▶ [Problem to work on] Continue the walkthrough analyzing passenger fares, ages and survival from where it stops.
··· Extract provided ···
Looking at the prices which are all in measured in pounds we can see the total average fare and then the different ones from the different classes. Note that due to inflation these numbers measured in pounds today would be quite a bit higher.

In [None]:
print("Average fare of all passengers -->   {:.4f}".format(dataframe.Fare.mean()))
# How much you have to pay for the different classes in average?? (price unit is £/pounds)
print("First class mean cost -->  {:.4f}".format(dataframe[dataframe["Pclass"]==1].Fare.mean()))
print("Second class mean cost -->  {:.4f}".format(dataframe[dataframe["Pclass"]==2].Fare.mean()))
print("Third class mean cost -->  {:.4f}".format(dataframe[dataframe["Pclass"]==3].Fare.mean()))

There are also people from all ages on board while the average age is 30 years.

In [None]:
# average age of all passengers
print("Average age of all passengers -->  {0:.1f}".format(dataframe.Age.mean()))
print("Age of oldest passenger -->  {:.1f}".format(dataframe.Age.max()))
print("Age of youngest passenger -->  {:.1f}".format(dataframe.Age.min()))

To see the difference of survival probalilty already mentioned an explained above more visually we can plot them like the following plots show. Here you can see the difference between the different classes and sex very well.

In [None]:
sns.countplot(dataframe.Survived)
plt.title("No. of survivors and dead")

In [None]:
sns.countplot(x="Survived", hue="Sex", data=dataframe)
plt.title("No. of people survived and died separated into women and men")

In [None]:
sns.countplot(x="Survived", hue="Pclass", data=dataframe)
plt.title("No. of people survived from different classes")

Let's now look at the fare distribution and the costs from the different classes.

In [None]:
sns.distplot(dataframe.Fare)

In [None]:
# Average pricing for different classes
sns.lmplot(x="Pclass", y="Fare", data=dataframe, y_jitter=.03, x_estimator=np.mean, robust=True)
plt.title("Average pricing for different classes in £")

In the following we can see very well that most passengers did not have any siblings/spouses or parents/children aboard.

In [None]:
sns.distplot(dataframe["Siblings/Spouses Aboard"], kde=False)
··· Source excerpt ···
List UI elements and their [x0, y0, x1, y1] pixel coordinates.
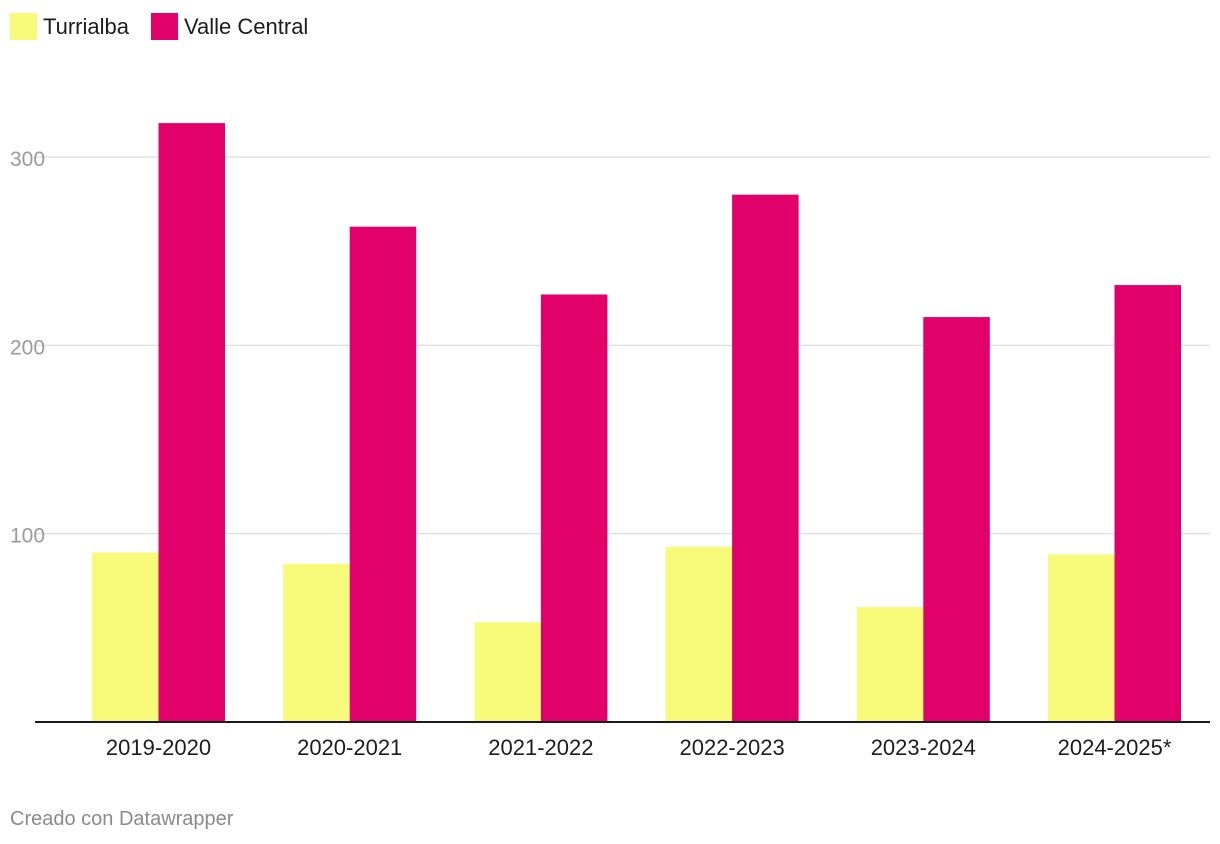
···
▶ [Task answer]
plt.title("Number of siblings and spouses on board of each passenger")

In [None]:
sns.distplot(dataframe["Parents/Children Aboard"], kde=False)
plt.title("Number of parents and children on board of each passenger")

Lastly we look at the distribution of the ages of the passengers.

In [None]:
sns.distplot(dataframe.Age)
plt.title("Ages of passengers")

## Data Preparation

Now to be able to train our model we want to convert our pandas dataframe into pytorch tensors. To do this we define the `dataframe_to_arrays` method which does the conversion to numpy arrays. To use the function we need to specify 3 kinds of columns namely input columns, categorical columns (columns that do not contain numbers but rather a string standing for a category) and output columns so that it can properly create a numpy array for input data and labels with all input data from the input columns (by first converting the categorical columns to numerical ones) and the labels from the output columns. Then we can easily convert them to pytorch tensors and specify the desired data types so that we are ready to define the model to be ready for the training on the data. Note also that the `normalize` parameter is set to `True` which makes the function normalize the input data by sqishing all values in a range between 0 and 1 with Min Max Normalization for the model to be able to better learn from the data as it is more uniform now.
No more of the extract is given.